Repeat every entry word for word, but leave the images out of your copy.

Extracted records
——

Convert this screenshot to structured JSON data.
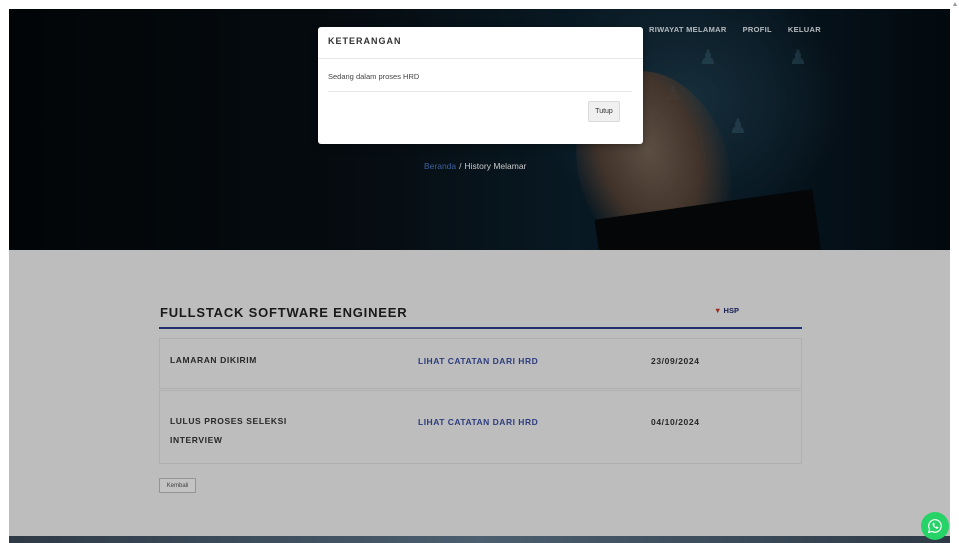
{
  "nav": {
    "items": [
      {
        "label": "RIWAYAT MELAMAR"
      },
      {
        "label": "PROFIL"
      },
      {
        "label": "KELUAR"
      }
    ]
  },
  "breadcrumb": {
    "home": "Beranda",
    "separator": "/",
    "current": "History Melamar"
  },
  "job": {
    "title": "FULLSTACK SOFTWARE ENGINEER",
    "company_logo_text": "HSP",
    "history": [
      {
        "status": "LAMARAN DIKIRIM",
        "link": "LIHAT CATATAN DARI HRD",
        "date": "23/09/2024"
      },
      {
        "status": "LULUS PROSES SELEKSI INTERVIEW",
        "link": "LIHAT CATATAN DARI HRD",
        "date": "04/10/2024"
      }
    ],
    "back_label": "Kembali"
  },
  "modal": {
    "title": "KETERANGAN",
    "body": "Sedang dalam proses HRD",
    "close_label": "Tutup"
  },
  "colors": {
    "accent": "#2b3a8c",
    "link": "#3a4fa3",
    "whatsapp": "#25d366"
  },
  "icons": {
    "whatsapp": "whatsapp-icon"
  }
}
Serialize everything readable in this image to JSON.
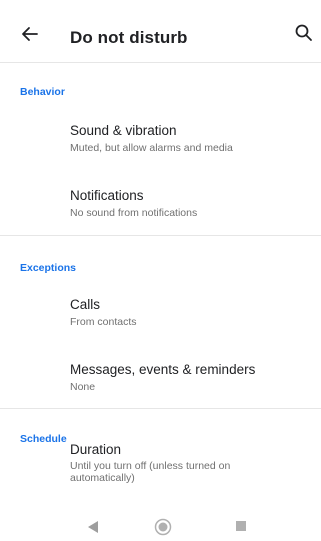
{
  "app_bar": {
    "title": "Do not disturb",
    "back_icon": "arrow-left-icon",
    "search_icon": "search-icon"
  },
  "sections": [
    {
      "header": "Behavior",
      "items": [
        {
          "title": "Sound & vibration",
          "subtitle": "Muted, but allow alarms and media"
        },
        {
          "title": "Notifications",
          "subtitle": "No sound from notifications"
        }
      ]
    },
    {
      "header": "Exceptions",
      "items": [
        {
          "title": "Calls",
          "subtitle": "From contacts"
        },
        {
          "title": "Messages, events & reminders",
          "subtitle": "None"
        }
      ]
    },
    {
      "header": "Schedule",
      "items": [
        {
          "title": "Duration",
          "subtitle": "Until you turn off (unless turned on automatically)"
        }
      ]
    }
  ],
  "nav_bar": {
    "back_icon": "nav-back-icon",
    "home_icon": "nav-home-icon",
    "recents_icon": "nav-recents-icon"
  },
  "colors": {
    "accent": "#1a73e8",
    "divider": "#e6e6e6",
    "secondary_text": "#707070"
  }
}
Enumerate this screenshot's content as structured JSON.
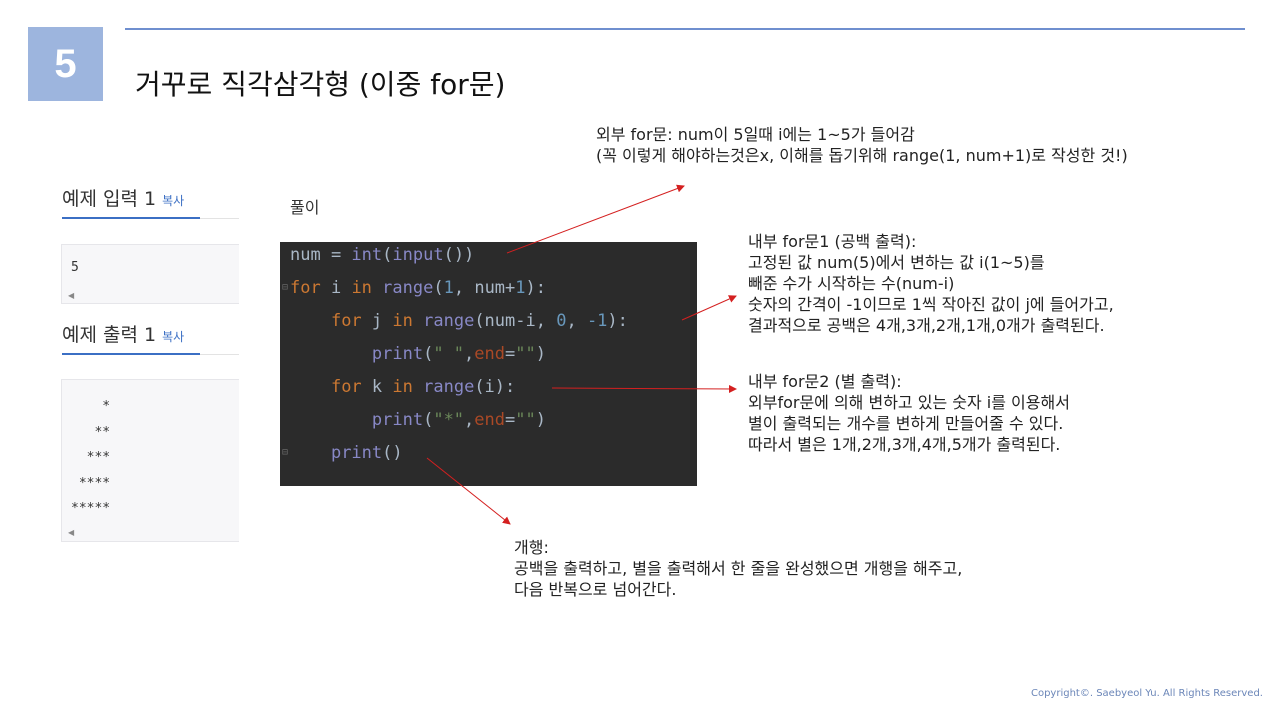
{
  "slide": {
    "number": "5",
    "title": "거꾸로 직각삼각형 (이중 for문)"
  },
  "input_panel": {
    "title": "예제 입력 1",
    "copy_label": "복사",
    "sample": "5"
  },
  "output_panel": {
    "title": "예제 출력 1",
    "copy_label": "복사",
    "sample_lines": [
      "    *",
      "   **",
      "  ***",
      " ****",
      "*****"
    ]
  },
  "solution_label": "풀이",
  "code_lines": [
    "num = int(input())",
    "for i in range(1, num+1):",
    "    for j in range(num-i, 0, -1):",
    "        print(\" \",end=\"\")",
    "    for k in range(i):",
    "        print(\"*\",end=\"\")",
    "    print()"
  ],
  "notes": {
    "outer": {
      "line1": "외부 for문: num이 5일때 i에는 1~5가 들어감",
      "line2": "(꼭 이렇게 해야하는것은x, 이해를 돕기위해 range(1, num+1)로 작성한 것!)"
    },
    "inner1": {
      "line1": "내부 for문1 (공백 출력):",
      "line2": "고정된 값 num(5)에서 변하는 값 i(1~5)를",
      "line3": "빼준 수가 시작하는 수(num-i)",
      "line4": "숫자의 간격이 -1이므로 1씩 작아진 값이 j에 들어가고,",
      "line5": "결과적으로 공백은 4개,3개,2개,1개,0개가 출력된다."
    },
    "inner2": {
      "line1": "내부 for문2 (별 출력):",
      "line2": "외부for문에 의해 변하고 있는 숫자 i를 이용해서",
      "line3": "별이 출력되는 개수를 변하게 만들어줄 수 있다.",
      "line4": "따라서 별은 1개,2개,3개,4개,5개가 출력된다."
    },
    "newline": {
      "line1": "개행:",
      "line2": "공백을 출력하고, 별을 출력해서 한 줄을 완성했으면 개행을 해주고,",
      "line3": "다음 반복으로 넘어간다."
    }
  },
  "footer": "Copyright©. Saebyeol Yu. All Rights Reserved.",
  "colors": {
    "accent_box": "#9db5de",
    "top_rule": "#6f8fcf",
    "code_bg": "#2b2b2b",
    "arrow": "#d42020",
    "link_blue": "#3b6fc4"
  }
}
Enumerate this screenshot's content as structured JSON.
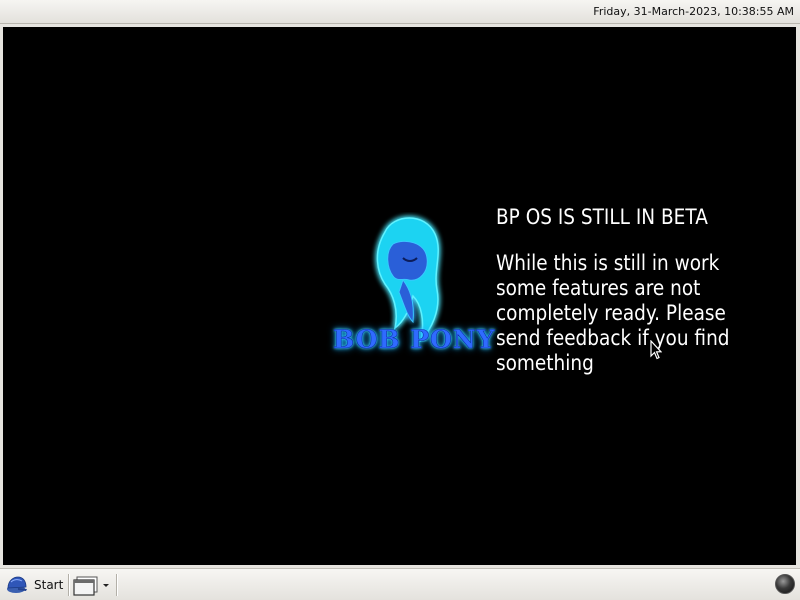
{
  "topbar": {
    "clock": "Friday, 31-March-2023, 10:38:55 AM"
  },
  "desktop": {
    "logo": {
      "text": "BOB PONY",
      "icon": "pony-silhouette-logo"
    },
    "notice": {
      "title": "BP OS IS STILL IN BETA",
      "lines": [
        "While this is still in work",
        "some features are not",
        "completely ready. Please",
        "send feedback if you find",
        "something"
      ]
    }
  },
  "taskbar": {
    "start_label": "Start",
    "start_icon": "blue-cap-icon",
    "window_switcher_icon": "windows-stack-icon",
    "status_icon": "status-orb-icon"
  },
  "colors": {
    "desktop_background": "#000000",
    "logo_glow": "#24c9ff",
    "logo_text": "#2f6bff",
    "panel": "#e4e2dd"
  }
}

——

◆ **Worked answer**
Convert this screenshot to structured JSON data.
{
  "nav": {
    "items": [
      {
        "label": "RIWAYAT MELAMAR"
      },
      {
        "label": "PROFIL"
      },
      {
        "label": "KELUAR"
      }
    ]
  },
  "breadcrumb": {
    "home": "Beranda",
    "separator": "/",
    "current": "History Melamar"
  },
  "job": {
    "title": "FULLSTACK SOFTWARE ENGINEER",
    "company_logo_text": "HSP",
    "history": [
      {
        "status": "LAMARAN DIKIRIM",
        "link": "LIHAT CATATAN DARI HRD",
        "date": "23/09/2024"
      },
      {
        "status": "LULUS PROSES SELEKSI INTERVIEW",
        "link": "LIHAT CATATAN DARI HRD",
        "date": "04/10/2024"
      }
    ],
    "back_label": "Kembali"
  },
  "modal": {
    "title": "KETERANGAN",
    "body": "Sedang dalam proses HRD",
    "close_label": "Tutup"
  },
  "colors": {
    "accent": "#2b3a8c",
    "link": "#3a4fa3",
    "whatsapp": "#25d366"
  },
  "icons": {
    "whatsapp": "whatsapp-icon"
  }
}
Serialize everything readable in this image to JSON.
{
  "app_bar": {
    "title": "Do not disturb",
    "back_icon": "arrow-left-icon",
    "search_icon": "search-icon"
  },
  "sections": [
    {
      "header": "Behavior",
      "items": [
        {
          "title": "Sound & vibration",
          "subtitle": "Muted, but allow alarms and media"
        },
        {
          "title": "Notifications",
          "subtitle": "No sound from notifications"
        }
      ]
    },
    {
      "header": "Exceptions",
      "items": [
        {
          "title": "Calls",
          "subtitle": "From contacts"
        },
        {
          "title": "Messages, events & reminders",
          "subtitle": "None"
        }
      ]
    },
    {
      "header": "Schedule",
      "items": [
        {
          "title": "Duration",
          "subtitle": "Until you turn off (unless turned on automatically)"
        }
      ]
    }
  ],
  "nav_bar": {
    "back_icon": "nav-back-icon",
    "home_icon": "nav-home-icon",
    "recents_icon": "nav-recents-icon"
  },
  "colors": {
    "accent": "#1a73e8",
    "divider": "#e6e6e6",
    "secondary_text": "#707070"
  }
}
Enumerate this screenshot's content as structured JSON.
{
  "slide": {
    "number": "5",
    "title": "거꾸로 직각삼각형 (이중 for문)"
  },
  "input_panel": {
    "title": "예제 입력 1",
    "copy_label": "복사",
    "sample": "5"
  },
  "output_panel": {
    "title": "예제 출력 1",
    "copy_label": "복사",
    "sample_lines": [
      "    *",
      "   **",
      "  ***",
      " ****",
      "*****"
    ]
  },
  "solution_label": "풀이",
  "code_lines": [
    "num = int(input())",
    "for i in range(1, num+1):",
    "    for j in range(num-i, 0, -1):",
    "        print(\" \",end=\"\")",
    "    for k in range(i):",
    "        print(\"*\",end=\"\")",
    "    print()"
  ],
  "notes": {
    "outer": {
      "line1": "외부 for문: num이 5일때 i에는 1~5가 들어감",
      "line2": "(꼭 이렇게 해야하는것은x, 이해를 돕기위해 range(1, num+1)로 작성한 것!)"
    },
    "inner1": {
      "line1": "내부 for문1 (공백 출력):",
      "line2": "고정된 값 num(5)에서 변하는 값 i(1~5)를",
      "line3": "빼준 수가 시작하는 수(num-i)",
      "line4": "숫자의 간격이 -1이므로 1씩 작아진 값이 j에 들어가고,",
      "line5": "결과적으로 공백은 4개,3개,2개,1개,0개가 출력된다."
    },
    "inner2": {
      "line1": "내부 for문2 (별 출력):",
      "line2": "외부for문에 의해 변하고 있는 숫자 i를 이용해서",
      "line3": "별이 출력되는 개수를 변하게 만들어줄 수 있다.",
      "line4": "따라서 별은 1개,2개,3개,4개,5개가 출력된다."
    },
    "newline": {
      "line1": "개행:",
      "line2": "공백을 출력하고, 별을 출력해서 한 줄을 완성했으면 개행을 해주고,",
      "line3": "다음 반복으로 넘어간다."
    }
  },
  "footer": "Copyright©. Saebyeol Yu. All Rights Reserved.",
  "colors": {
    "accent_box": "#9db5de",
    "top_rule": "#6f8fcf",
    "code_bg": "#2b2b2b",
    "arrow": "#d42020",
    "link_blue": "#3b6fc4"
  }
}
Enumerate this screenshot's content as structured JSON.
{
  "topbar": {
    "clock": "Friday, 31-March-2023, 10:38:55 AM"
  },
  "desktop": {
    "logo": {
      "text": "BOB PONY",
      "icon": "pony-silhouette-logo"
    },
    "notice": {
      "title": "BP OS IS STILL IN BETA",
      "lines": [
        "While this is still in work",
        "some features are not",
        "completely ready. Please",
        "send feedback if you find",
        "something"
      ]
    }
  },
  "taskbar": {
    "start_label": "Start",
    "start_icon": "blue-cap-icon",
    "window_switcher_icon": "windows-stack-icon",
    "status_icon": "status-orb-icon"
  },
  "colors": {
    "desktop_background": "#000000",
    "logo_glow": "#24c9ff",
    "logo_text": "#2f6bff",
    "panel": "#e4e2dd"
  }
}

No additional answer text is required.